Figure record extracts
•••••
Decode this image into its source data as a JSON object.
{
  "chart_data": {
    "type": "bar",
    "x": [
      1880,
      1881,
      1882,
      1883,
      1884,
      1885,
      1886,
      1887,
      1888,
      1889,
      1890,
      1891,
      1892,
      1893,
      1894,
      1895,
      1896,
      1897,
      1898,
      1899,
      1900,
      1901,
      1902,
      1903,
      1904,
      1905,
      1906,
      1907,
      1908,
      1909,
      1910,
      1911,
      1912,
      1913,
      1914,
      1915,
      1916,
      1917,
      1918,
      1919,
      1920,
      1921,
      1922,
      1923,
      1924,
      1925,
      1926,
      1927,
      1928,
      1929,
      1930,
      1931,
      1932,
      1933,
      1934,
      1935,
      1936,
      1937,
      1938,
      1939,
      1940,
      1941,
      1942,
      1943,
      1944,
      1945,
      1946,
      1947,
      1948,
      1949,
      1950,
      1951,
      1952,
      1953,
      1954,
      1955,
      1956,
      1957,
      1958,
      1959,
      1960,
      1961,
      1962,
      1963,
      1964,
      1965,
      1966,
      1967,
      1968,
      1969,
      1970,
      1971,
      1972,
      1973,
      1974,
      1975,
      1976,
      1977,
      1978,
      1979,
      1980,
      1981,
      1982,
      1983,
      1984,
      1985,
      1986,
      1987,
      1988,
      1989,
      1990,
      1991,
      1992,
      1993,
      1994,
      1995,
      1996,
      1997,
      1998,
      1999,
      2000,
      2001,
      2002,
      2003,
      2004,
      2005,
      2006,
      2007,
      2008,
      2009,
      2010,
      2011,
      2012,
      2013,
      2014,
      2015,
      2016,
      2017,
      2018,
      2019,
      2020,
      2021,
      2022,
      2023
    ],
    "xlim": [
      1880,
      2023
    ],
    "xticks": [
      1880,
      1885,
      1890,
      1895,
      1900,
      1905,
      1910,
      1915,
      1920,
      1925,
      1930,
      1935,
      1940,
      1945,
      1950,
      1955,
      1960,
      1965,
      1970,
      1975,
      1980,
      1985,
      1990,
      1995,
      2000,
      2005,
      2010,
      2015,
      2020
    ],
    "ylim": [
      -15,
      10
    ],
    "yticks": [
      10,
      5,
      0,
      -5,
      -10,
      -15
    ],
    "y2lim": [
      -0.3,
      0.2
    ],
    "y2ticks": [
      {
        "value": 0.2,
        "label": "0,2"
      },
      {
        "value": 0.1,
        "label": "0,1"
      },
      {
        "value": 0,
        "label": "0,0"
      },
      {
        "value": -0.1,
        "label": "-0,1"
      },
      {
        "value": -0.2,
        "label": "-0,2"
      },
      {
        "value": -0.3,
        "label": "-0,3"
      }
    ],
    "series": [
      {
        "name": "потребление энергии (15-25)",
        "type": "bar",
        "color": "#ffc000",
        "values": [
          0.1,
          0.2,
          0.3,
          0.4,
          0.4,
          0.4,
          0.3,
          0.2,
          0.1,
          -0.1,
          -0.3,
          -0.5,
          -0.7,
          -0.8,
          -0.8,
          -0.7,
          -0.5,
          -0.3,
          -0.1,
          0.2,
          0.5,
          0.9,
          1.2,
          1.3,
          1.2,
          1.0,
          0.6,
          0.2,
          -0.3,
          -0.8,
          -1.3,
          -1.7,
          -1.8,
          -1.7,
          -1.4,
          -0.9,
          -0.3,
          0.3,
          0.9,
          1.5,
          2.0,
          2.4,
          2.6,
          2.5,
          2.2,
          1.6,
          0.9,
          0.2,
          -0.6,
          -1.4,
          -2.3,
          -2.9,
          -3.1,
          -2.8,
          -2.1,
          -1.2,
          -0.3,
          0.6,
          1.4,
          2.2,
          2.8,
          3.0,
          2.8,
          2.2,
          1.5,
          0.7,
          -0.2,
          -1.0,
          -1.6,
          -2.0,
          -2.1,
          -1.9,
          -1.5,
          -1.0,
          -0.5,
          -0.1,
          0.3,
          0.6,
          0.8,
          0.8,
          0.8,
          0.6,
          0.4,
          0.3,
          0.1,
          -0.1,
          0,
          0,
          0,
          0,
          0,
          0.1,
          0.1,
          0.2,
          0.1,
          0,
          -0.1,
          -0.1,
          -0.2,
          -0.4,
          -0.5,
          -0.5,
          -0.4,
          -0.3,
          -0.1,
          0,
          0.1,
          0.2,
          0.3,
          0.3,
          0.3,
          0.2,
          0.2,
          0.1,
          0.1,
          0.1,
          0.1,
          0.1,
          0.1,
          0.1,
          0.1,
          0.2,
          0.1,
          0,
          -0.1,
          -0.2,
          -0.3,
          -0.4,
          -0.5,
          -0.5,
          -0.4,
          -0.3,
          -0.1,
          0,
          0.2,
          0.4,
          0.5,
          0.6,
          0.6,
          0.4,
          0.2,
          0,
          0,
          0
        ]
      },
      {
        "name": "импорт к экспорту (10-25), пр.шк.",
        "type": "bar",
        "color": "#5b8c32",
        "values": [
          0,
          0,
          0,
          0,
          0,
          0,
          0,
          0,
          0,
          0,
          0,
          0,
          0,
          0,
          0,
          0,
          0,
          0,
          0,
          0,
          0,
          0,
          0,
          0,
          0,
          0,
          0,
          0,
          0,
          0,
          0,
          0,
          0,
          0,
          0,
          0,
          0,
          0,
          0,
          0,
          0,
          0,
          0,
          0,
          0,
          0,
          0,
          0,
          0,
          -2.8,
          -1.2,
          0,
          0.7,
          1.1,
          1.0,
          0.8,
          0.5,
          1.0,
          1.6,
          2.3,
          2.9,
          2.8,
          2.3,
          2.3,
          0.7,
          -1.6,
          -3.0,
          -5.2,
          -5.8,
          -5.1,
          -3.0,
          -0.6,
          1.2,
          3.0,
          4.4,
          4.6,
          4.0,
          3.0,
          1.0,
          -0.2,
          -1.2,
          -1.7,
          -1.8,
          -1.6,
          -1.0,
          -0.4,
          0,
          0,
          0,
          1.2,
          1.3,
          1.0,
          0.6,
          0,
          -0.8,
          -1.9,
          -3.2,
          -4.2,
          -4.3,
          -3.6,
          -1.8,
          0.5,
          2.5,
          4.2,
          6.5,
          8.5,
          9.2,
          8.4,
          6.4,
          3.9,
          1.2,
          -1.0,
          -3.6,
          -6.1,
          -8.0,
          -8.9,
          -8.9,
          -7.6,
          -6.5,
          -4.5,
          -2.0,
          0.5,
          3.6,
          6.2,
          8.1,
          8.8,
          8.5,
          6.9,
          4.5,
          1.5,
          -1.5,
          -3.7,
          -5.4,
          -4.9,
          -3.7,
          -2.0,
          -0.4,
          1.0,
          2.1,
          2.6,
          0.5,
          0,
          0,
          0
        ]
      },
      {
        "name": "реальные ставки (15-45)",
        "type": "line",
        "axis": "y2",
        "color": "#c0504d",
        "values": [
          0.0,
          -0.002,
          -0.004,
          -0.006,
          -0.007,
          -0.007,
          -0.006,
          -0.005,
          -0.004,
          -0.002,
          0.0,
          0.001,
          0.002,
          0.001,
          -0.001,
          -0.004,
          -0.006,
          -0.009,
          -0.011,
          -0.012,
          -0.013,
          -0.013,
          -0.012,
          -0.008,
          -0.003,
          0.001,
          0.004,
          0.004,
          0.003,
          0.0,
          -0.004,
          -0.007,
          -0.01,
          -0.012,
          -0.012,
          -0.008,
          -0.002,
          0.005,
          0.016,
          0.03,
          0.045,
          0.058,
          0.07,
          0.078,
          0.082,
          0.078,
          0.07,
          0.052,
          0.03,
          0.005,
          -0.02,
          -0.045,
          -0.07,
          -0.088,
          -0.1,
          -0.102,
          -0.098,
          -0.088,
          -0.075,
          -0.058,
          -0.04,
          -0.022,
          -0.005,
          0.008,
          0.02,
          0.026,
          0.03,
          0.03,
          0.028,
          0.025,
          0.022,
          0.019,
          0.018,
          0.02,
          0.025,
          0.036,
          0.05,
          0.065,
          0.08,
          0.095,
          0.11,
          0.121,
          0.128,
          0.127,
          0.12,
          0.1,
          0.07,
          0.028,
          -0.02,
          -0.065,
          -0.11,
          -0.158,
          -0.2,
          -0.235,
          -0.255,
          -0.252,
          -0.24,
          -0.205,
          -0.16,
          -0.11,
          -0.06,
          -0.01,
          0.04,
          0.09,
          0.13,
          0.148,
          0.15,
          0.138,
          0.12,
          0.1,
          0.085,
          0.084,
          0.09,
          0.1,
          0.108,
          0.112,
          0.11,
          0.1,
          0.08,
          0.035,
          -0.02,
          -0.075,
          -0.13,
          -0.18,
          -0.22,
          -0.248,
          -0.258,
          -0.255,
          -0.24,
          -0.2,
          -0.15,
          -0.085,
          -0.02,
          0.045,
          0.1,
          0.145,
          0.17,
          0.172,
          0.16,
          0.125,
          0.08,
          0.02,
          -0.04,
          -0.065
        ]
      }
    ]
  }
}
•••••
- _STATED GOAL_
Where a line in the material above holds "label", copy that line.

- _ANSWER FOR THIS EXERCISE_
        "label": "0,2"
        "label": "0,1"
        "label": "0,0"
        "label": "-0,1"
        "label": "-0,2"
        "label": "-0,3"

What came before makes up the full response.